PROBLEM STATEMENT — Copy each line holding the string "咨询资格号".
-- -- --
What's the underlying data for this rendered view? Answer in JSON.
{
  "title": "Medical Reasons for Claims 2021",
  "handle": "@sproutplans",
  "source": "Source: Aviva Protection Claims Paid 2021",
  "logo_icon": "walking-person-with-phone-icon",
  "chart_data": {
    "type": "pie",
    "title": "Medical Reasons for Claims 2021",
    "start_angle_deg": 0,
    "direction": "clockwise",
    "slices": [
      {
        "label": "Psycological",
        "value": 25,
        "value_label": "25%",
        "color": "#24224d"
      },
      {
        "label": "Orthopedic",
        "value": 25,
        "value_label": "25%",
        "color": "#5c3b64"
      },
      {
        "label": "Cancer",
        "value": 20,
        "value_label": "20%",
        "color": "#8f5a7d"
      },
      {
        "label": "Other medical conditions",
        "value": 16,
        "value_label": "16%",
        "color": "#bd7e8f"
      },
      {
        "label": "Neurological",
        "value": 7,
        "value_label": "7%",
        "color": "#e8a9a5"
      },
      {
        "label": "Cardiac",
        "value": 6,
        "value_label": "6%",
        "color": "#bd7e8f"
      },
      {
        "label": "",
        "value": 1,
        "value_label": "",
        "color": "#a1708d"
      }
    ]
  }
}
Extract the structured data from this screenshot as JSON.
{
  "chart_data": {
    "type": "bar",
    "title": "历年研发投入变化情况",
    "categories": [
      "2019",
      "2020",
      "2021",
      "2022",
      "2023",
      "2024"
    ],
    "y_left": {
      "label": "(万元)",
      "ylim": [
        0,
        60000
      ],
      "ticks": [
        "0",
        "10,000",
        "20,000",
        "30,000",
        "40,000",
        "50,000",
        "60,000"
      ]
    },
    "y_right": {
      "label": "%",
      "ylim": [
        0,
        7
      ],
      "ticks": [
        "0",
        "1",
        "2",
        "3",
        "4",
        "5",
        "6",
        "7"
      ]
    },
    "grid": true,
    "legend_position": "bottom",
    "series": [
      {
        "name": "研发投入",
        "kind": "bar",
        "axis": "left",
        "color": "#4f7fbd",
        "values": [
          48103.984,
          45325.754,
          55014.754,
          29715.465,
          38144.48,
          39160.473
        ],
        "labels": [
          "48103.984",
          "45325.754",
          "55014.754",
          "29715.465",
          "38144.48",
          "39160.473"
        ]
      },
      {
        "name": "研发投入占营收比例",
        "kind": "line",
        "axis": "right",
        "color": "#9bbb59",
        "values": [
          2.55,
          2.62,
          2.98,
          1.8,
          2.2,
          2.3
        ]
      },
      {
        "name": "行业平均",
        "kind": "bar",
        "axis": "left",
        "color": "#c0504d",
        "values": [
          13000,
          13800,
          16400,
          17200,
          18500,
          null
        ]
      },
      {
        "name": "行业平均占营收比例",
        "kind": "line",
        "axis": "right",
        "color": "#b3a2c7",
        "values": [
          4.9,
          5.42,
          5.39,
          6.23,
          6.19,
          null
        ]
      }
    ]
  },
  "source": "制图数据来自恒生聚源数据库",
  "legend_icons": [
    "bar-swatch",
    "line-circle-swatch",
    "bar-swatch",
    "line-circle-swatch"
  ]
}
-- -- --
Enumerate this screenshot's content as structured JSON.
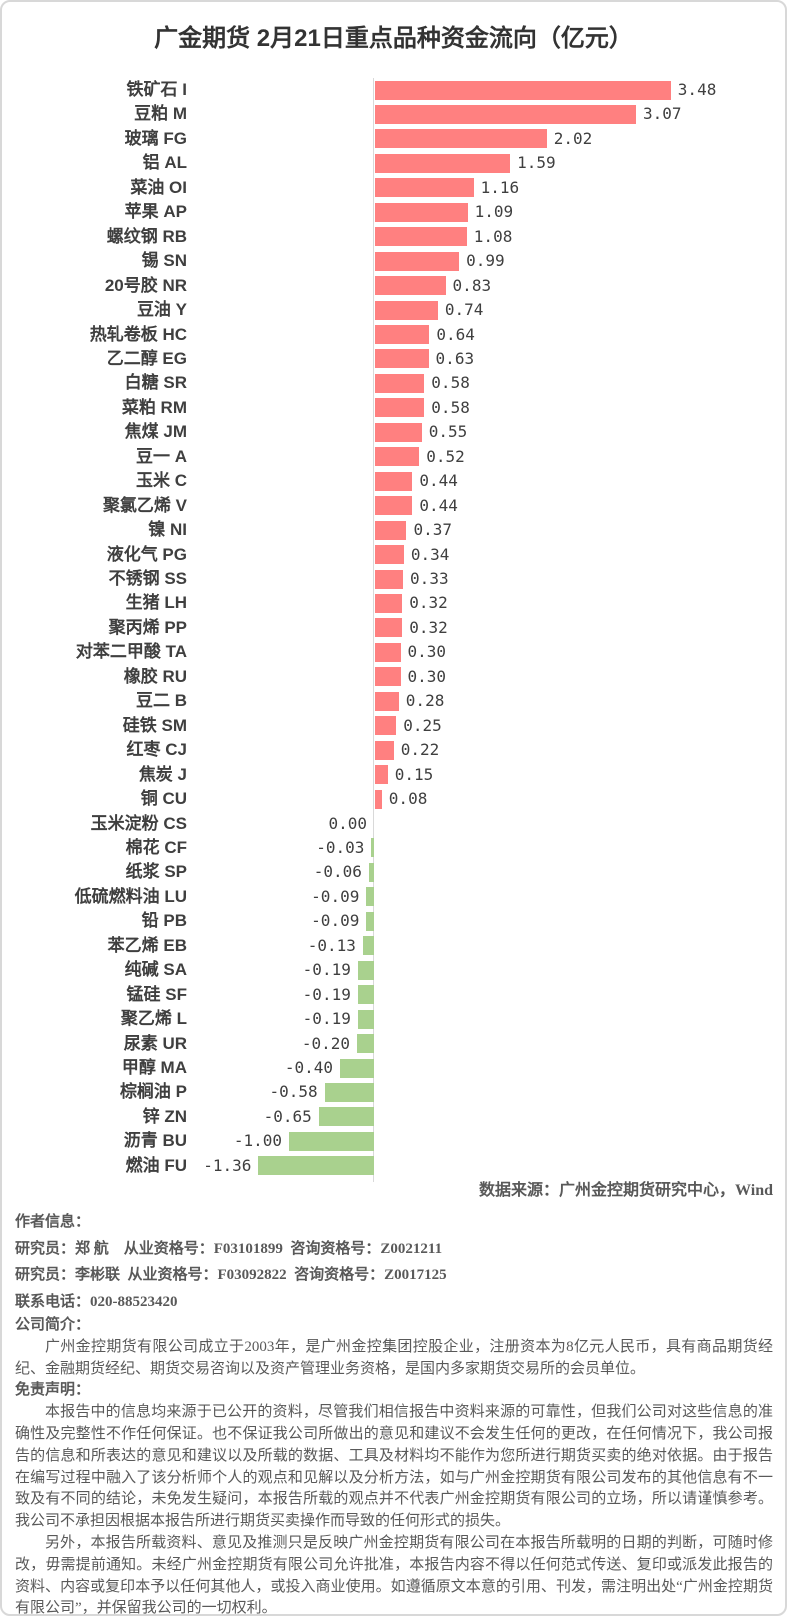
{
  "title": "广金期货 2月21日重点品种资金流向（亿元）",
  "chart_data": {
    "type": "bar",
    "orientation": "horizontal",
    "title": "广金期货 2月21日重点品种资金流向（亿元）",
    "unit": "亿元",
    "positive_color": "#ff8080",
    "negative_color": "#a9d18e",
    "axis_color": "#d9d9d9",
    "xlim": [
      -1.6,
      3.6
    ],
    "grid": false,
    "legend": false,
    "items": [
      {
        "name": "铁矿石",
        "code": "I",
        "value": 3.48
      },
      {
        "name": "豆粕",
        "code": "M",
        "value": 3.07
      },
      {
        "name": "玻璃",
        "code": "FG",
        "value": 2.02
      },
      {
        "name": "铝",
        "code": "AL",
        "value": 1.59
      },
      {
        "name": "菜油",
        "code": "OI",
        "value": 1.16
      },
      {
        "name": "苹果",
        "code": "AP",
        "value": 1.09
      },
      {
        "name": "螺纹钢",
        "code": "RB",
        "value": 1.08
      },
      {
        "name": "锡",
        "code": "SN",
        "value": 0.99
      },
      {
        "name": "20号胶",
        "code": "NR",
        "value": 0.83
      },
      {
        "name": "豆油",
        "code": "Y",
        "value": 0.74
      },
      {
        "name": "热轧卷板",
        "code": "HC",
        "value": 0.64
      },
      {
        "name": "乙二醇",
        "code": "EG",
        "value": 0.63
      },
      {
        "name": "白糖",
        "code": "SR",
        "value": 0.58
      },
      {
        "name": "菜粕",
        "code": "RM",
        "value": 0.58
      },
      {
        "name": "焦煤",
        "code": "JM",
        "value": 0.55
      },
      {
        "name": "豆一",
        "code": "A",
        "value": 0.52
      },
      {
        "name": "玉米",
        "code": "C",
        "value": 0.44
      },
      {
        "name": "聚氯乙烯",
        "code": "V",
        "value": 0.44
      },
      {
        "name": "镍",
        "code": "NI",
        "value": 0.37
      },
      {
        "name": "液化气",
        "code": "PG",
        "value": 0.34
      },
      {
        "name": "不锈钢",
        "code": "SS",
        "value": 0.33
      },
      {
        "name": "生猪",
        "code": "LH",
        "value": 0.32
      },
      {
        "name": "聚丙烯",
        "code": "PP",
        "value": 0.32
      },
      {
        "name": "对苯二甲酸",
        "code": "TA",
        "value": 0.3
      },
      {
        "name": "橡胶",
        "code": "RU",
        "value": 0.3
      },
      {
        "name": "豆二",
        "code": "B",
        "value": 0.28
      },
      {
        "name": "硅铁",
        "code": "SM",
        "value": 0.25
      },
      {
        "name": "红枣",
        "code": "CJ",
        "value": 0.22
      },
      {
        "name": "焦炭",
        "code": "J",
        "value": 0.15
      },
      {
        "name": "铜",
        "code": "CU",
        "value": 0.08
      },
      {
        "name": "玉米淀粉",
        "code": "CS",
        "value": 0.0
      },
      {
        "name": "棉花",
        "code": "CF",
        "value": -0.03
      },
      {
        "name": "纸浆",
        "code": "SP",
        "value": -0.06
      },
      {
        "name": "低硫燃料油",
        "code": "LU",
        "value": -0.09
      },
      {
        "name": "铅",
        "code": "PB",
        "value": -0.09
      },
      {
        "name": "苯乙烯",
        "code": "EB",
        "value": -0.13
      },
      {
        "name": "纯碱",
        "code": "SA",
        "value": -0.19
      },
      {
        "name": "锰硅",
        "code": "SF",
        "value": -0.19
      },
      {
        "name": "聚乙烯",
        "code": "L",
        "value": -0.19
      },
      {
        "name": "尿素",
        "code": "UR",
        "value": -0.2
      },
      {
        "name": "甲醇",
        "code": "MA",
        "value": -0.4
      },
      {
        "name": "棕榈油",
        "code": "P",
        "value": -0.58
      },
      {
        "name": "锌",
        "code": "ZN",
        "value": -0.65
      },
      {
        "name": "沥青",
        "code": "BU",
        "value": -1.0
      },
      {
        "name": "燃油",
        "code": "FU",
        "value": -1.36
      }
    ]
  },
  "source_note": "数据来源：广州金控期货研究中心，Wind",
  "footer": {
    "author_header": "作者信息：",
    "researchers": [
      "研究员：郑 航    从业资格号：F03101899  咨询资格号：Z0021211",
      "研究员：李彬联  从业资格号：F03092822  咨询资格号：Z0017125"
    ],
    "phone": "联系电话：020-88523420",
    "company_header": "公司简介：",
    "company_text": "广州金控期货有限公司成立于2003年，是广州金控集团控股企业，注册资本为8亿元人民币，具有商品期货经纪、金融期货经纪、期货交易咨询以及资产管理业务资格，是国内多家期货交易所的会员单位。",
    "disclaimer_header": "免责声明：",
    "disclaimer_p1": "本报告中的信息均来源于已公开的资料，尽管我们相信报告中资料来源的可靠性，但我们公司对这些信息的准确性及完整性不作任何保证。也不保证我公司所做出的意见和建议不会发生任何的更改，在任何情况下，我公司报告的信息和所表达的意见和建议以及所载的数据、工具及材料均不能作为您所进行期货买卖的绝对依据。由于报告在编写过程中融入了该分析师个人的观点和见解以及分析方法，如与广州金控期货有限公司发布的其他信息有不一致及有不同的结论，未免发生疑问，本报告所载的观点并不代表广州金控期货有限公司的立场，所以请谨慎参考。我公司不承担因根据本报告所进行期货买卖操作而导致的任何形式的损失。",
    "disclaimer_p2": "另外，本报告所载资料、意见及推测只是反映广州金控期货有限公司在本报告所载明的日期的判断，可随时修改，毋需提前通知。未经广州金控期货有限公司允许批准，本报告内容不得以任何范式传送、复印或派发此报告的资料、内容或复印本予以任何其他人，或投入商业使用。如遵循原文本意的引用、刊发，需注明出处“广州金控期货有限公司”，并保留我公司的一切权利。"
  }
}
-- -- --
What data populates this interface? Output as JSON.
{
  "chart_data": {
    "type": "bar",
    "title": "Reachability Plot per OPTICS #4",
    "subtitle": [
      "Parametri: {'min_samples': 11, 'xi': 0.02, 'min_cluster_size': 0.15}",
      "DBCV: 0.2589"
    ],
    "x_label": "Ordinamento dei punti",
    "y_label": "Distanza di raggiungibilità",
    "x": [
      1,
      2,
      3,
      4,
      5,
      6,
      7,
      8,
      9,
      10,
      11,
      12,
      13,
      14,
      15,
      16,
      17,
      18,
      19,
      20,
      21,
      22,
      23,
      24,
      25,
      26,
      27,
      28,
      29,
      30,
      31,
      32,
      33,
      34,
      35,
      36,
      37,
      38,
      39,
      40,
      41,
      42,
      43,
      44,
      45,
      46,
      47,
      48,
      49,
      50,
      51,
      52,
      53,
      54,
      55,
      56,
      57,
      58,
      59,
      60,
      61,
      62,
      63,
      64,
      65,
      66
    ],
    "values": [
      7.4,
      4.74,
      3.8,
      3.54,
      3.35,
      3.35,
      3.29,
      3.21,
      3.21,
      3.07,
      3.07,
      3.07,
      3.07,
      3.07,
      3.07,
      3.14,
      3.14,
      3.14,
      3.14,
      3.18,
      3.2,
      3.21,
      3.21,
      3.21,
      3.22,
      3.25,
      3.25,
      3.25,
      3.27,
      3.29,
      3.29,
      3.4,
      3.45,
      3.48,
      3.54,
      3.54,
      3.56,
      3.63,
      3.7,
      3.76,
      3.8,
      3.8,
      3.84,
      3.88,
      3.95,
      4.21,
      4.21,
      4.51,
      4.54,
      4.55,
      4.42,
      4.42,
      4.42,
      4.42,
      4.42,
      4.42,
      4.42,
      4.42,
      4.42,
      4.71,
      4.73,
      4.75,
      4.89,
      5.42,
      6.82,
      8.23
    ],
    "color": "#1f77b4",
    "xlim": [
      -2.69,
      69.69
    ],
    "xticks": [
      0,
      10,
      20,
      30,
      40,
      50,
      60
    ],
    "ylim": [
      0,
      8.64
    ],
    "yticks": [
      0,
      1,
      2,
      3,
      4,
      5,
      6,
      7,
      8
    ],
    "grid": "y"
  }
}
-- -- --
SOLUTION FOR THIS PROBLEM —
      "研究员：郑 航    从业资格号：F03101899  咨询资格号：Z0021211",
      "研究员：李彬联  从业资格号：F03092822  咨询资格号：Z0017125"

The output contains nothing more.